**TEXT TO READ**
◆ ◆ ◆ ◆

The objective of the course is to provide students with an overall understanding of the law of equity with special emphasis on fiduciary obligations, trusts, equitable assignment of property and equitable remedies. The course will consider the history of equity, basic principles which dominate its jurisprudence and the relevance of equity today; the nature of fiduciary obligations, recognised categories of fiduciaries and the extension of these categories in recent times, breach of fiduciary obligations, defences and remedies for the breach of fiduciary obligations; the requirements for express trusts, the liability of a third party to a breach of trust or fiduciary duty, and the remedies for breach of trust and fiduciary duty, including tracing. The course then shifts its focus to equity more generally by considering the equitable rules for assignment of property and the remedies of specific performance and injunctions.
This course meets the following requirements of the Law Admissions Consultative Committee Prescribed Academic Areas of Knowledge for Equity:?
- elements of trust law?

◆ ◆ ◆ ◆

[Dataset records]
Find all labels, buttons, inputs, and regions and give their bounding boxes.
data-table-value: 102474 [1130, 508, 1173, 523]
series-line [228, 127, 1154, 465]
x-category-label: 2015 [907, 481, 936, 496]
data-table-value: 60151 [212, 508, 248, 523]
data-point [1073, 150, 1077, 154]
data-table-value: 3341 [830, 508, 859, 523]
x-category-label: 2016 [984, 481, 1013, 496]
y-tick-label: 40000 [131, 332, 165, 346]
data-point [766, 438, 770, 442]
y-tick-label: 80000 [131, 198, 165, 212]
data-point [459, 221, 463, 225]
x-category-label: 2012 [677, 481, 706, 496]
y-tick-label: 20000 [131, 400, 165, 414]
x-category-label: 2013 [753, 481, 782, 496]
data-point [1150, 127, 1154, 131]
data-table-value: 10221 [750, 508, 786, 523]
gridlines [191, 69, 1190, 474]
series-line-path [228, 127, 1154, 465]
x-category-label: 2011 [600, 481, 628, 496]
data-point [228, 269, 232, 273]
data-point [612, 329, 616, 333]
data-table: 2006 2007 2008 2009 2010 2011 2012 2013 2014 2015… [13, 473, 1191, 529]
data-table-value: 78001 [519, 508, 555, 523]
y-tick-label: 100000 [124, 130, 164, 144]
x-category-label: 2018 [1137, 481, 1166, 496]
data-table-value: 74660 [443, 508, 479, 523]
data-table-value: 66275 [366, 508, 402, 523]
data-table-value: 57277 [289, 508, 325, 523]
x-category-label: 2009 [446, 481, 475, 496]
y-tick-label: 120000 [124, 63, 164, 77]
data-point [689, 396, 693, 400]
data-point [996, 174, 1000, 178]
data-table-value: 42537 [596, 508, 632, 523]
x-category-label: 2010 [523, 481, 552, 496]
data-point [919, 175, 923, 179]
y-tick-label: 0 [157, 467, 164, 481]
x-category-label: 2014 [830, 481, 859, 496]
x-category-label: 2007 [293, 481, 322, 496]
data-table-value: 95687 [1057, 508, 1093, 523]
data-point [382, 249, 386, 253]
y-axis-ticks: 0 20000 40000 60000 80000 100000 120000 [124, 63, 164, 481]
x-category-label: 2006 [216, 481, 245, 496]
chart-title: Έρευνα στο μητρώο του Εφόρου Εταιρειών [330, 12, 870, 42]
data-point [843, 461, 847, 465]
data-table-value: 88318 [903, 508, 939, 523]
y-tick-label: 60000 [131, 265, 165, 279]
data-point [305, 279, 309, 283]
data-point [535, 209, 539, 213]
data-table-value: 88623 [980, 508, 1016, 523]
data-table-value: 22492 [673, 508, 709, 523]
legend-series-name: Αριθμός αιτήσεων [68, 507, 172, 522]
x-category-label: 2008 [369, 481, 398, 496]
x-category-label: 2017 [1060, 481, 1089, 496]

◆ ◆ ◆ ◆

**PROBLEMS**
**A.** Answer these questions using the equity course description above the rows:
(i) Which four areas does the course give special emphasis?
(ii) Which two remedies does the course consider after it shifts its focus to equity more generally?
(iii) Whose requirements does the course meet?
**B.** Extend the equity course description above the rows, picking up after its final line.

**EXPECTED ANSWERS**
**A.**
(i) Fiduciary obligations, trusts, equitable assignment of property and equitable remedies.
(ii) Specific performance and injunctions.
(iii) Those of the Law Admissions Consultative Committee Prescribed Academic Areas of Knowledge for Equity.

**B.**
- various kinds of trusts?
- the rights, duties and powers of trustees?
- the consequences of breach of trust?
- fiduciary obligations?
- assignments in equity?
Upon successful completion, students will have the knowledge and skills to:
- Analyse, explain, and apply to a factual problem the law relating to fiduciary obligations, trusts (including express, resulting and constructive trusts), equitable remedies, tracing and equitable assignment.
- Analyse and predict how unresolved or ambiguous questions of equitable doctrine could be resolved by the courts.
- Evaluate the fundamental legal, social, cultural, and/or ethical themes underlying and connecting the specific doctrines covered, including the relationship of equity to other parts of the law.
- Work independently and/or collaboratively, as required, to develop solutions to equity and trusts law problems and present findings orally and/or in writing to a range of audiences.
This course assumes a knowledge of contract, property and legal history. The subject reinforces and deepens understanding of specific doctrines referred to in other courses such as Contracts, Property, Corporations Law and Family Law.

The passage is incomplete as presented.